WRITTEN INSTRUCTION:
Make an exact copy of each entry, leaving out every picture.

[Records from a data source]
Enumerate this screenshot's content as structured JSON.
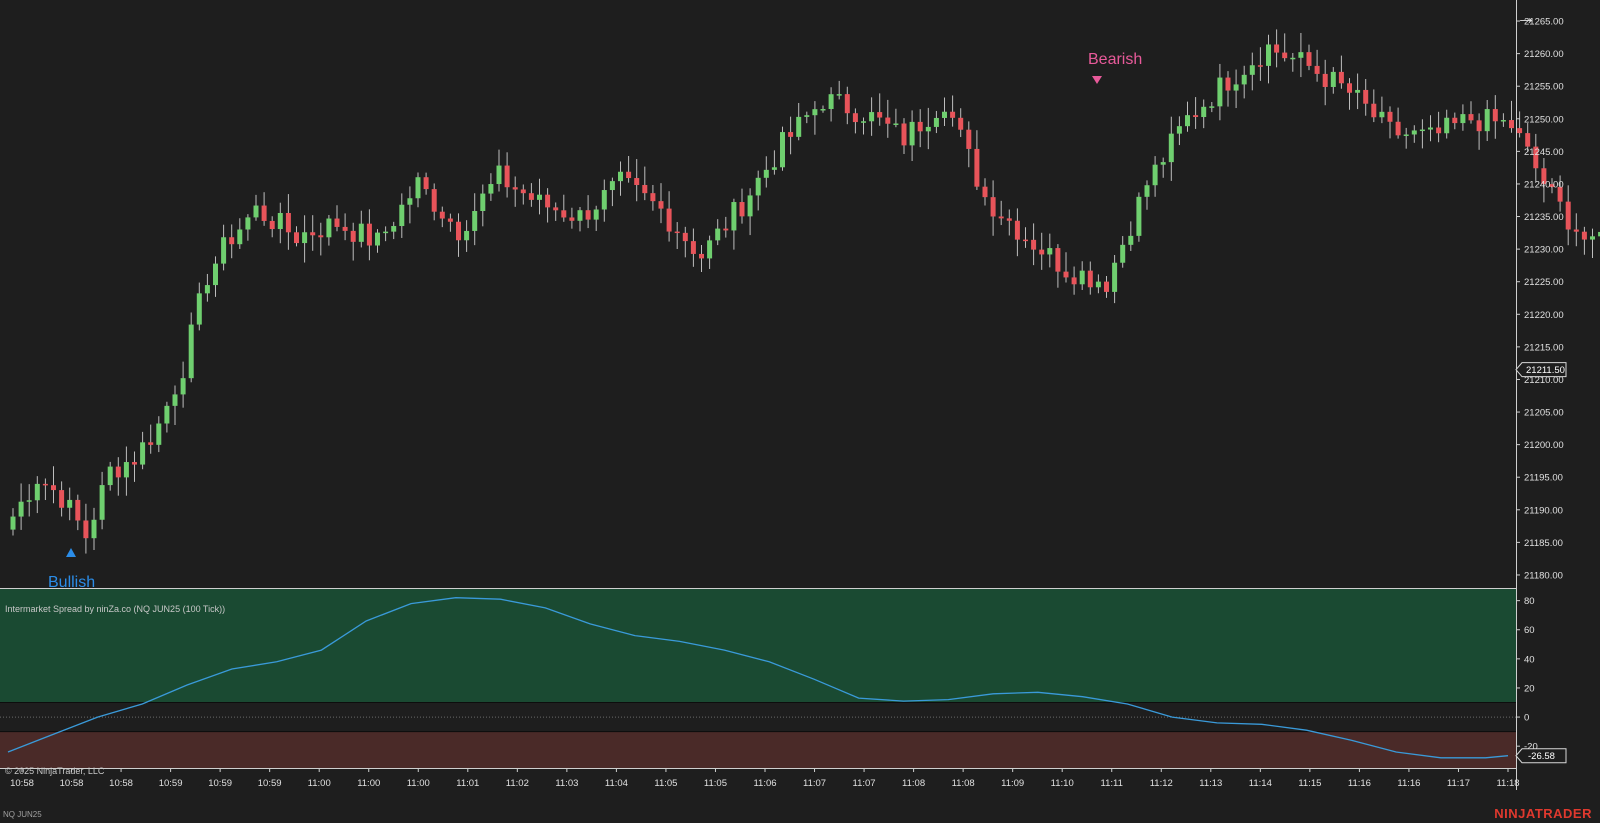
{
  "instrument": "NQ JUN25",
  "brand": "NINJATRADER",
  "copyright": "© 2025 NinjaTrader, LLC",
  "indicator_title": "Intermarket Spread by ninZa.co (NQ JUN25 (100 Tick))",
  "signals": {
    "bullish": "Bullish",
    "bearish": "Bearish"
  },
  "colors": {
    "background": "#1e1e1e",
    "up_candle": "#6fcf6f",
    "down_candle": "#e8545a",
    "upper_zone": "#1a4a32",
    "lower_zone": "#4a2a28",
    "spread_line": "#3a9ad9",
    "bullish": "#2b8de8",
    "bearish": "#e85a9a"
  },
  "icons": {
    "navigate": "right-arrow-icon"
  },
  "price_axis": {
    "ticks": [
      "21265.00",
      "21260.00",
      "21255.00",
      "21250.00",
      "21245.00",
      "21240.00",
      "21235.00",
      "21230.00",
      "21225.00",
      "21220.00",
      "21215.00",
      "21210.00",
      "21205.00",
      "21200.00",
      "21195.00",
      "21190.00",
      "21185.00",
      "21180.00"
    ],
    "current_price": "21211.50"
  },
  "indicator_axis": {
    "ticks": [
      "80",
      "60",
      "40",
      "20",
      "0",
      "-20"
    ],
    "current_value": "-26.58"
  },
  "time_axis": [
    "10:58",
    "10:58",
    "10:58",
    "10:59",
    "10:59",
    "10:59",
    "11:00",
    "11:00",
    "11:00",
    "11:01",
    "11:02",
    "11:03",
    "11:04",
    "11:05",
    "11:05",
    "11:06",
    "11:07",
    "11:07",
    "11:08",
    "11:08",
    "11:09",
    "11:10",
    "11:11",
    "11:12",
    "11:13",
    "11:14",
    "11:15",
    "11:16",
    "11:16",
    "11:17",
    "11:18"
  ],
  "chart_data": [
    {
      "type": "candlestick",
      "ylim": [
        21178,
        21267
      ],
      "close_path": [
        [
          0,
          21189
        ],
        [
          3,
          21195
        ],
        [
          6,
          21192
        ],
        [
          9,
          21186
        ],
        [
          12,
          21196
        ],
        [
          15,
          21198
        ],
        [
          18,
          21203
        ],
        [
          21,
          21212
        ],
        [
          24,
          21226
        ],
        [
          27,
          21232
        ],
        [
          30,
          21236
        ],
        [
          35,
          21232
        ],
        [
          40,
          21234
        ],
        [
          45,
          21231
        ],
        [
          50,
          21240
        ],
        [
          55,
          21233
        ],
        [
          60,
          21241
        ],
        [
          65,
          21237
        ],
        [
          70,
          21235
        ],
        [
          75,
          21240
        ],
        [
          80,
          21236
        ],
        [
          85,
          21229
        ],
        [
          90,
          21237
        ],
        [
          95,
          21246
        ],
        [
          100,
          21253
        ],
        [
          105,
          21251
        ],
        [
          110,
          21247
        ],
        [
          115,
          21253
        ],
        [
          120,
          21238
        ],
        [
          125,
          21232
        ],
        [
          130,
          21227
        ],
        [
          135,
          21225
        ],
        [
          140,
          21240
        ],
        [
          145,
          21250
        ],
        [
          150,
          21256
        ],
        [
          155,
          21261
        ],
        [
          160,
          21258
        ],
        [
          165,
          21254
        ],
        [
          170,
          21248
        ],
        [
          175,
          21247
        ],
        [
          180,
          21250
        ],
        [
          185,
          21249
        ],
        [
          190,
          21238
        ],
        [
          195,
          21230
        ],
        [
          200,
          21240
        ],
        [
          205,
          21246
        ],
        [
          210,
          21238
        ],
        [
          215,
          21240
        ],
        [
          220,
          21231
        ],
        [
          225,
          21226
        ],
        [
          230,
          21220
        ],
        [
          235,
          21223
        ],
        [
          240,
          21214
        ],
        [
          245,
          21210
        ],
        [
          250,
          21211
        ],
        [
          255,
          21214
        ],
        [
          260,
          21211
        ],
        [
          265,
          21212
        ]
      ],
      "signals": [
        {
          "label": "Bullish",
          "bar": 8
        },
        {
          "label": "Bearish",
          "bar": 177
        }
      ]
    },
    {
      "type": "line",
      "ylim": [
        -35,
        88
      ],
      "upper_zone": [
        10,
        88
      ],
      "lower_zone": [
        -35,
        -10
      ],
      "series": [
        {
          "points": [
            [
              0,
              -24
            ],
            [
              20,
              -12
            ],
            [
              40,
              0
            ],
            [
              60,
              9
            ],
            [
              80,
              22
            ],
            [
              100,
              33
            ],
            [
              120,
              38
            ],
            [
              140,
              46
            ],
            [
              160,
              66
            ],
            [
              180,
              78
            ],
            [
              200,
              82
            ],
            [
              220,
              81
            ],
            [
              240,
              75
            ],
            [
              260,
              64
            ],
            [
              280,
              56
            ],
            [
              300,
              52
            ],
            [
              320,
              46
            ],
            [
              340,
              38
            ],
            [
              360,
              26
            ],
            [
              380,
              13
            ],
            [
              400,
              11
            ],
            [
              420,
              12
            ],
            [
              440,
              16
            ],
            [
              460,
              17
            ],
            [
              480,
              14
            ],
            [
              500,
              9
            ],
            [
              520,
              0
            ],
            [
              540,
              -4
            ],
            [
              560,
              -5
            ],
            [
              580,
              -9
            ],
            [
              600,
              -16
            ],
            [
              620,
              -24
            ],
            [
              640,
              -28
            ],
            [
              660,
              -28
            ],
            [
              670,
              -26.58
            ]
          ]
        }
      ]
    }
  ]
}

COMPLETE OUTPUT:
Enumerate this screenshot's content as structured JSON.
{
  "instrument": "NQ JUN25",
  "brand": "NINJATRADER",
  "copyright": "© 2025 NinjaTrader, LLC",
  "indicator_title": "Intermarket Spread by ninZa.co (NQ JUN25 (100 Tick))",
  "signals": {
    "bullish": "Bullish",
    "bearish": "Bearish"
  },
  "colors": {
    "background": "#1e1e1e",
    "up_candle": "#6fcf6f",
    "down_candle": "#e8545a",
    "upper_zone": "#1a4a32",
    "lower_zone": "#4a2a28",
    "spread_line": "#3a9ad9",
    "bullish": "#2b8de8",
    "bearish": "#e85a9a"
  },
  "icons": {
    "navigate": "right-arrow-icon"
  },
  "price_axis": {
    "ticks": [
      "21265.00",
      "21260.00",
      "21255.00",
      "21250.00",
      "21245.00",
      "21240.00",
      "21235.00",
      "21230.00",
      "21225.00",
      "21220.00",
      "21215.00",
      "21210.00",
      "21205.00",
      "21200.00",
      "21195.00",
      "21190.00",
      "21185.00",
      "21180.00"
    ],
    "current_price": "21211.50"
  },
  "indicator_axis": {
    "ticks": [
      "80",
      "60",
      "40",
      "20",
      "0",
      "-20"
    ],
    "current_value": "-26.58"
  },
  "time_axis": [
    "10:58",
    "10:58",
    "10:58",
    "10:59",
    "10:59",
    "10:59",
    "11:00",
    "11:00",
    "11:00",
    "11:01",
    "11:02",
    "11:03",
    "11:04",
    "11:05",
    "11:05",
    "11:06",
    "11:07",
    "11:07",
    "11:08",
    "11:08",
    "11:09",
    "11:10",
    "11:11",
    "11:12",
    "11:13",
    "11:14",
    "11:15",
    "11:16",
    "11:16",
    "11:17",
    "11:18"
  ],
  "chart_data": [
    {
      "type": "candlestick",
      "ylim": [
        21178,
        21267
      ],
      "close_path": [
        [
          0,
          21189
        ],
        [
          3,
          21195
        ],
        [
          6,
          21192
        ],
        [
          9,
          21186
        ],
        [
          12,
          21196
        ],
        [
          15,
          21198
        ],
        [
          18,
          21203
        ],
        [
          21,
          21212
        ],
        [
          24,
          21226
        ],
        [
          27,
          21232
        ],
        [
          30,
          21236
        ],
        [
          35,
          21232
        ],
        [
          40,
          21234
        ],
        [
          45,
          21231
        ],
        [
          50,
          21240
        ],
        [
          55,
          21233
        ],
        [
          60,
          21241
        ],
        [
          65,
          21237
        ],
        [
          70,
          21235
        ],
        [
          75,
          21240
        ],
        [
          80,
          21236
        ],
        [
          85,
          21229
        ],
        [
          90,
          21237
        ],
        [
          95,
          21246
        ],
        [
          100,
          21253
        ],
        [
          105,
          21251
        ],
        [
          110,
          21247
        ],
        [
          115,
          21253
        ],
        [
          120,
          21238
        ],
        [
          125,
          21232
        ],
        [
          130,
          21227
        ],
        [
          135,
          21225
        ],
        [
          140,
          21240
        ],
        [
          145,
          21250
        ],
        [
          150,
          21256
        ],
        [
          155,
          21261
        ],
        [
          160,
          21258
        ],
        [
          165,
          21254
        ],
        [
          170,
          21248
        ],
        [
          175,
          21247
        ],
        [
          180,
          21250
        ],
        [
          185,
          21249
        ],
        [
          190,
          21238
        ],
        [
          195,
          21230
        ],
        [
          200,
          21240
        ],
        [
          205,
          21246
        ],
        [
          210,
          21238
        ],
        [
          215,
          21240
        ],
        [
          220,
          21231
        ],
        [
          225,
          21226
        ],
        [
          230,
          21220
        ],
        [
          235,
          21223
        ],
        [
          240,
          21214
        ],
        [
          245,
          21210
        ],
        [
          250,
          21211
        ],
        [
          255,
          21214
        ],
        [
          260,
          21211
        ],
        [
          265,
          21212
        ]
      ],
      "signals": [
        {
          "label": "Bullish",
          "bar": 8
        },
        {
          "label": "Bearish",
          "bar": 177
        }
      ]
    },
    {
      "type": "line",
      "ylim": [
        -35,
        88
      ],
      "upper_zone": [
        10,
        88
      ],
      "lower_zone": [
        -35,
        -10
      ],
      "series": [
        {
          "points": [
            [
              0,
              -24
            ],
            [
              20,
              -12
            ],
            [
              40,
              0
            ],
            [
              60,
              9
            ],
            [
              80,
              22
            ],
            [
              100,
              33
            ],
            [
              120,
              38
            ],
            [
              140,
              46
            ],
            [
              160,
              66
            ],
            [
              180,
              78
            ],
            [
              200,
              82
            ],
            [
              220,
              81
            ],
            [
              240,
              75
            ],
            [
              260,
              64
            ],
            [
              280,
              56
            ],
            [
              300,
              52
            ],
            [
              320,
              46
            ],
            [
              340,
              38
            ],
            [
              360,
              26
            ],
            [
              380,
              13
            ],
            [
              400,
              11
            ],
            [
              420,
              12
            ],
            [
              440,
              16
            ],
            [
              460,
              17
            ],
            [
              480,
              14
            ],
            [
              500,
              9
            ],
            [
              520,
              0
            ],
            [
              540,
              -4
            ],
            [
              560,
              -5
            ],
            [
              580,
              -9
            ],
            [
              600,
              -16
            ],
            [
              620,
              -24
            ],
            [
              640,
              -28
            ],
            [
              660,
              -28
            ],
            [
              670,
              -26.58
            ]
          ]
        }
      ]
    }
  ]
}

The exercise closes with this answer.